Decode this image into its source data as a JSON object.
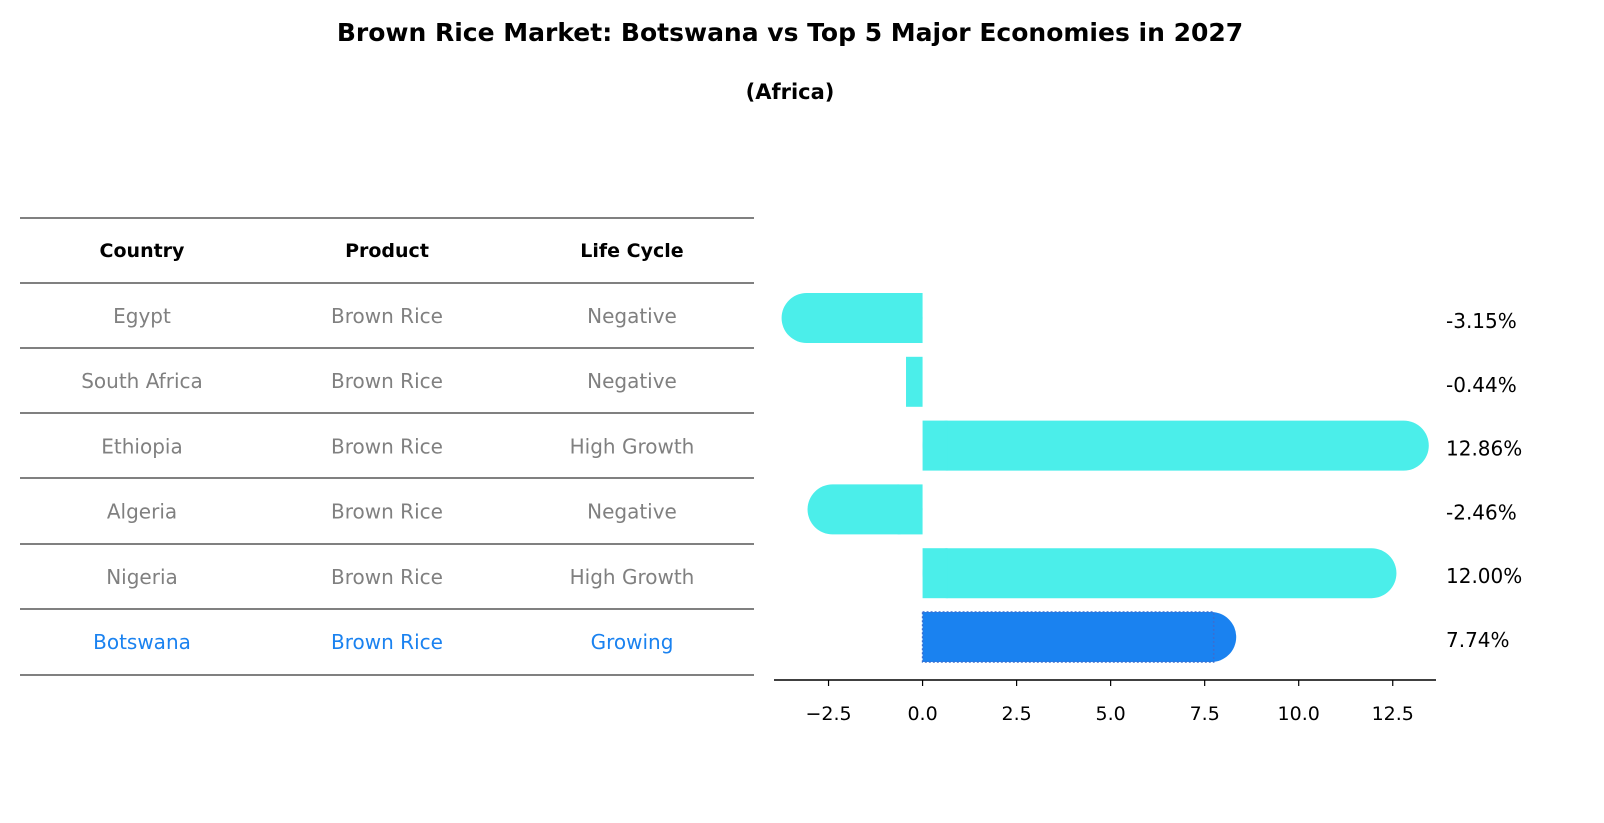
{
  "chart_data": {
    "type": "bar",
    "orientation": "horizontal",
    "title": "Brown Rice Market: Botswana vs Top 5 Major Economies in 2027",
    "subtitle": "(Africa)",
    "table": {
      "headers": [
        "Country",
        "Product",
        "Life Cycle"
      ],
      "rows": [
        [
          "Egypt",
          "Brown Rice",
          "Negative"
        ],
        [
          "South Africa",
          "Brown Rice",
          "Negative"
        ],
        [
          "Ethiopia",
          "Brown Rice",
          "High Growth"
        ],
        [
          "Algeria",
          "Brown Rice",
          "Negative"
        ],
        [
          "Nigeria",
          "Brown Rice",
          "High Growth"
        ],
        [
          "Botswana",
          "Brown Rice",
          "Growing"
        ]
      ]
    },
    "categories": [
      "Egypt",
      "South Africa",
      "Ethiopia",
      "Algeria",
      "Nigeria",
      "Botswana"
    ],
    "values": [
      -3.15,
      -0.44,
      12.86,
      -2.46,
      12.0,
      7.74
    ],
    "value_labels": [
      "-3.15%",
      "-0.44%",
      "12.86%",
      "-2.46%",
      "12.00%",
      "7.74%"
    ],
    "highlight": "Botswana",
    "xlim": [
      -3.95,
      13.65
    ],
    "xticks": [
      -2.5,
      0.0,
      2.5,
      5.0,
      7.5,
      10.0,
      12.5
    ],
    "xtick_labels": [
      "−2.5",
      "0.0",
      "2.5",
      "5.0",
      "7.5",
      "10.0",
      "12.5"
    ],
    "xlabel": "",
    "ylabel": "",
    "colors": {
      "bar": "#4beeea",
      "highlight": "#1a82f0",
      "row_text": "#808080",
      "highlight_text": "#1a82f0"
    }
  }
}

→ **TO BE DONE**
Set down the complete material exactly, but do not include the images.

→ **COMPLETED TASK**
Decode this image into its source data as a JSON object.
{
  "chart_data": {
    "type": "bar",
    "orientation": "horizontal",
    "title": "Brown Rice Market: Botswana vs Top 5 Major Economies in 2027",
    "subtitle": "(Africa)",
    "table": {
      "headers": [
        "Country",
        "Product",
        "Life Cycle"
      ],
      "rows": [
        [
          "Egypt",
          "Brown Rice",
          "Negative"
        ],
        [
          "South Africa",
          "Brown Rice",
          "Negative"
        ],
        [
          "Ethiopia",
          "Brown Rice",
          "High Growth"
        ],
        [
          "Algeria",
          "Brown Rice",
          "Negative"
        ],
        [
          "Nigeria",
          "Brown Rice",
          "High Growth"
        ],
        [
          "Botswana",
          "Brown Rice",
          "Growing"
        ]
      ]
    },
    "categories": [
      "Egypt",
      "South Africa",
      "Ethiopia",
      "Algeria",
      "Nigeria",
      "Botswana"
    ],
    "values": [
      -3.15,
      -0.44,
      12.86,
      -2.46,
      12.0,
      7.74
    ],
    "value_labels": [
      "-3.15%",
      "-0.44%",
      "12.86%",
      "-2.46%",
      "12.00%",
      "7.74%"
    ],
    "highlight": "Botswana",
    "xlim": [
      -3.95,
      13.65
    ],
    "xticks": [
      -2.5,
      0.0,
      2.5,
      5.0,
      7.5,
      10.0,
      12.5
    ],
    "xtick_labels": [
      "−2.5",
      "0.0",
      "2.5",
      "5.0",
      "7.5",
      "10.0",
      "12.5"
    ],
    "xlabel": "",
    "ylabel": "",
    "colors": {
      "bar": "#4beeea",
      "highlight": "#1a82f0",
      "row_text": "#808080",
      "highlight_text": "#1a82f0"
    }
  }
}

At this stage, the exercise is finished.